**INPUT RECORDS**.
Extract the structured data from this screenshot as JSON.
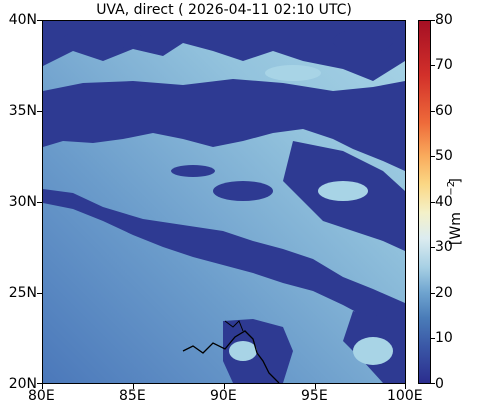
{
  "title": "UVA, direct ( 2026-04-11 02:10 UTC)",
  "map": {
    "y_ticks": [
      "40N",
      "35N",
      "30N",
      "25N",
      "20N"
    ],
    "x_ticks": [
      "80E",
      "85E",
      "90E",
      "95E",
      "100E"
    ],
    "lon_range": [
      80,
      100
    ],
    "lat_range": [
      20,
      40
    ]
  },
  "colorbar": {
    "ticks": [
      "80",
      "70",
      "60",
      "50",
      "40",
      "30",
      "20",
      "10",
      "0"
    ],
    "range": [
      0,
      80
    ],
    "label": "[Wm",
    "label_sup": "−2",
    "label_end": "]"
  },
  "colors": {
    "clear_sky": "#9fcde2",
    "cloud": "#2e3a92",
    "gradient_left": "#4b78ba",
    "coastline": "#000000"
  }
}
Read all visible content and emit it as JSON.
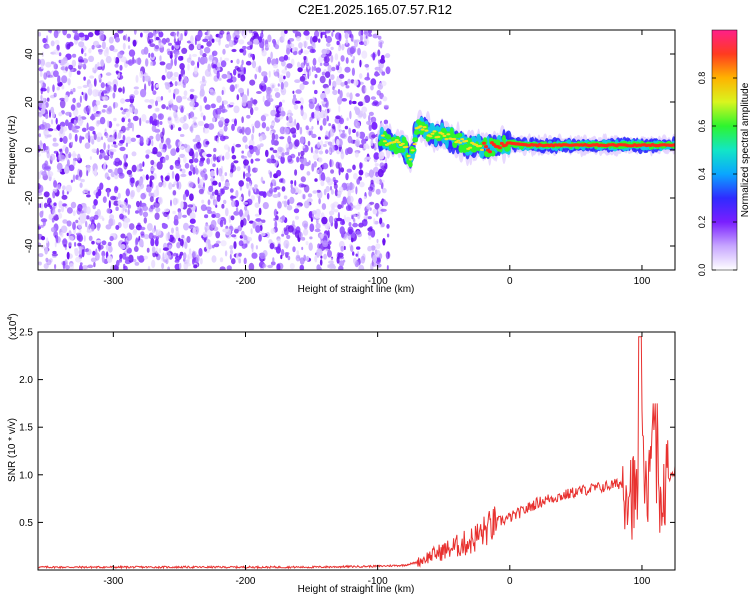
{
  "title": "C2E1.2025.165.07.57.R12",
  "chart_data": [
    {
      "type": "heatmap",
      "title": "C2E1.2025.165.07.57.R12",
      "xlabel": "Height of straight line (km)",
      "ylabel": "Frequency (Hz)",
      "xlim": [
        -357,
        125
      ],
      "ylim": [
        -50,
        50
      ],
      "xticks": [
        -300,
        -200,
        -100,
        0,
        100
      ],
      "yticks": [
        -40,
        -20,
        0,
        20,
        40
      ],
      "colorbar": {
        "label": "Normalized spectral amplitude",
        "range": [
          0,
          1
        ],
        "ticks": [
          "0.0",
          "0.2",
          "0.4",
          "0.6",
          "0.8"
        ]
      },
      "regions": [
        {
          "x": [
            -357,
            -92
          ],
          "y": [
            -50,
            50
          ],
          "description": "scattered low-amplitude speckle (white to violet)"
        },
        {
          "x": [
            -100,
            125
          ],
          "y": [
            -10,
            13
          ],
          "description": "coherent signal band near 0-5 Hz with peak amplitude (red) along ~2 Hz from 0 to 120 km"
        }
      ],
      "signal_track": {
        "x": [
          -98,
          -90,
          -80,
          -75,
          -70,
          -60,
          -50,
          -40,
          -30,
          -20,
          -10,
          0,
          10,
          20,
          40,
          60,
          80,
          100,
          120
        ],
        "y": [
          5,
          3,
          2,
          -4,
          10,
          7,
          6,
          4,
          2,
          1,
          1.5,
          3,
          2,
          2,
          2,
          2,
          2,
          2,
          2
        ]
      }
    },
    {
      "type": "line",
      "xlabel": "Height of straight line (km)",
      "ylabel": "SNR (10 * v/v)",
      "yscale_label": "(x10",
      "yscale_exp": "4",
      "xlim": [
        -357,
        125
      ],
      "ylim": [
        0,
        2.5
      ],
      "xticks": [
        -300,
        -200,
        -100,
        0,
        100
      ],
      "yticks": [
        0.5,
        1.0,
        1.5,
        2.0,
        2.5
      ],
      "color": "#e8312f",
      "series": [
        {
          "x": [
            -357,
            -300,
            -250,
            -200,
            -150,
            -100,
            -80,
            -70,
            -60,
            -50,
            -40,
            -30,
            -20,
            -10,
            0,
            10,
            20,
            30,
            40,
            50,
            60,
            70,
            80,
            90,
            95,
            100,
            105,
            110,
            115,
            120,
            125
          ],
          "y": [
            0.03,
            0.03,
            0.03,
            0.03,
            0.03,
            0.04,
            0.05,
            0.08,
            0.15,
            0.2,
            0.25,
            0.3,
            0.4,
            0.5,
            0.55,
            0.62,
            0.7,
            0.75,
            0.78,
            0.82,
            0.85,
            0.87,
            0.9,
            0.93,
            0.7,
            1.2,
            0.9,
            1.3,
            0.8,
            0.97,
            1.05
          ]
        }
      ]
    }
  ]
}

**WORK INSTRUCTIONS**. Restate the records word for word, omitting images.

**THE OUTPUT**.
Extract the structured data from this screenshot as JSON.
{
  "title": "UVA, direct ( 2026-04-11 02:10 UTC)",
  "map": {
    "y_ticks": [
      "40N",
      "35N",
      "30N",
      "25N",
      "20N"
    ],
    "x_ticks": [
      "80E",
      "85E",
      "90E",
      "95E",
      "100E"
    ],
    "lon_range": [
      80,
      100
    ],
    "lat_range": [
      20,
      40
    ]
  },
  "colorbar": {
    "ticks": [
      "80",
      "70",
      "60",
      "50",
      "40",
      "30",
      "20",
      "10",
      "0"
    ],
    "range": [
      0,
      80
    ],
    "label": "[Wm",
    "label_sup": "−2",
    "label_end": "]"
  },
  "colors": {
    "clear_sky": "#9fcde2",
    "cloud": "#2e3a92",
    "gradient_left": "#4b78ba",
    "coastline": "#000000"
  }
}
Read all visible content and emit it as JSON.
{
  "title": "C2E1.2025.165.07.57.R12",
  "chart_data": [
    {
      "type": "heatmap",
      "title": "C2E1.2025.165.07.57.R12",
      "xlabel": "Height of straight line (km)",
      "ylabel": "Frequency (Hz)",
      "xlim": [
        -357,
        125
      ],
      "ylim": [
        -50,
        50
      ],
      "xticks": [
        -300,
        -200,
        -100,
        0,
        100
      ],
      "yticks": [
        -40,
        -20,
        0,
        20,
        40
      ],
      "colorbar": {
        "label": "Normalized spectral amplitude",
        "range": [
          0,
          1
        ],
        "ticks": [
          "0.0",
          "0.2",
          "0.4",
          "0.6",
          "0.8"
        ]
      },
      "regions": [
        {
          "x": [
            -357,
            -92
          ],
          "y": [
            -50,
            50
          ],
          "description": "scattered low-amplitude speckle (white to violet)"
        },
        {
          "x": [
            -100,
            125
          ],
          "y": [
            -10,
            13
          ],
          "description": "coherent signal band near 0-5 Hz with peak amplitude (red) along ~2 Hz from 0 to 120 km"
        }
      ],
      "signal_track": {
        "x": [
          -98,
          -90,
          -80,
          -75,
          -70,
          -60,
          -50,
          -40,
          -30,
          -20,
          -10,
          0,
          10,
          20,
          40,
          60,
          80,
          100,
          120
        ],
        "y": [
          5,
          3,
          2,
          -4,
          10,
          7,
          6,
          4,
          2,
          1,
          1.5,
          3,
          2,
          2,
          2,
          2,
          2,
          2,
          2
        ]
      }
    },
    {
      "type": "line",
      "xlabel": "Height of straight line (km)",
      "ylabel": "SNR (10 * v/v)",
      "yscale_label": "(x10",
      "yscale_exp": "4",
      "xlim": [
        -357,
        125
      ],
      "ylim": [
        0,
        2.5
      ],
      "xticks": [
        -300,
        -200,
        -100,
        0,
        100
      ],
      "yticks": [
        0.5,
        1.0,
        1.5,
        2.0,
        2.5
      ],
      "color": "#e8312f",
      "series": [
        {
          "x": [
            -357,
            -300,
            -250,
            -200,
            -150,
            -100,
            -80,
            -70,
            -60,
            -50,
            -40,
            -30,
            -20,
            -10,
            0,
            10,
            20,
            30,
            40,
            50,
            60,
            70,
            80,
            90,
            95,
            100,
            105,
            110,
            115,
            120,
            125
          ],
          "y": [
            0.03,
            0.03,
            0.03,
            0.03,
            0.03,
            0.04,
            0.05,
            0.08,
            0.15,
            0.2,
            0.25,
            0.3,
            0.4,
            0.5,
            0.55,
            0.62,
            0.7,
            0.75,
            0.78,
            0.82,
            0.85,
            0.87,
            0.9,
            0.93,
            0.7,
            1.2,
            0.9,
            1.3,
            0.8,
            0.97,
            1.05
          ]
        }
      ]
    }
  ]
}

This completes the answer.